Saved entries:

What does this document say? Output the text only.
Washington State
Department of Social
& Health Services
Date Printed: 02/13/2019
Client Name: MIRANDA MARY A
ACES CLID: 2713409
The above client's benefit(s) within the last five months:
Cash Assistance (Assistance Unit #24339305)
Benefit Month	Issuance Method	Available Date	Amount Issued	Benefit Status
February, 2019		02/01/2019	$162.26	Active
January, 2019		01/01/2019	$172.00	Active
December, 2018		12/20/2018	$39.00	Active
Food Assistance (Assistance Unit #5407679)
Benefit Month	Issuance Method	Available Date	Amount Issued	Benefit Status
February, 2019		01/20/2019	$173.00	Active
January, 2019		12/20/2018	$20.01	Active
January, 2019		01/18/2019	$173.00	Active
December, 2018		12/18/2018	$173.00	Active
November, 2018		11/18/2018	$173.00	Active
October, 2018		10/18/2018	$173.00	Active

▶ PROBLEM DESCRIPTION
Write the complete data out, exactly as above.

▶ THE RESPONSE
What does this document say? Output the text only.
Washington State
Department of Social
& Health Services
Date Printed: 02/13/2019
Client Name: MIRANDA MARY A
ACES CLID: 2713409
The above client's benefit(s) within the last five months:
Cash Assistance (Assistance Unit #24339305)
Benefit Month	Issuance Method	Available Date	Amount Issued	Benefit Status
February, 2019		02/01/2019	$162.26	Active
January, 2019		01/01/2019	$172.00	Active
December, 2018		12/20/2018	$39.00	Active
Food Assistance (Assistance Unit #5407679)
Benefit Month	Issuance Method	Available Date	Amount Issued	Benefit Status
February, 2019		01/20/2019	$173.00	Active
January, 2019		12/20/2018	$20.01	Active
January, 2019		01/18/2019	$173.00	Active
December, 2018		12/18/2018	$173.00	Active
November, 2018		11/18/2018	$173.00	Active
October, 2018		10/18/2018	$173.00	Active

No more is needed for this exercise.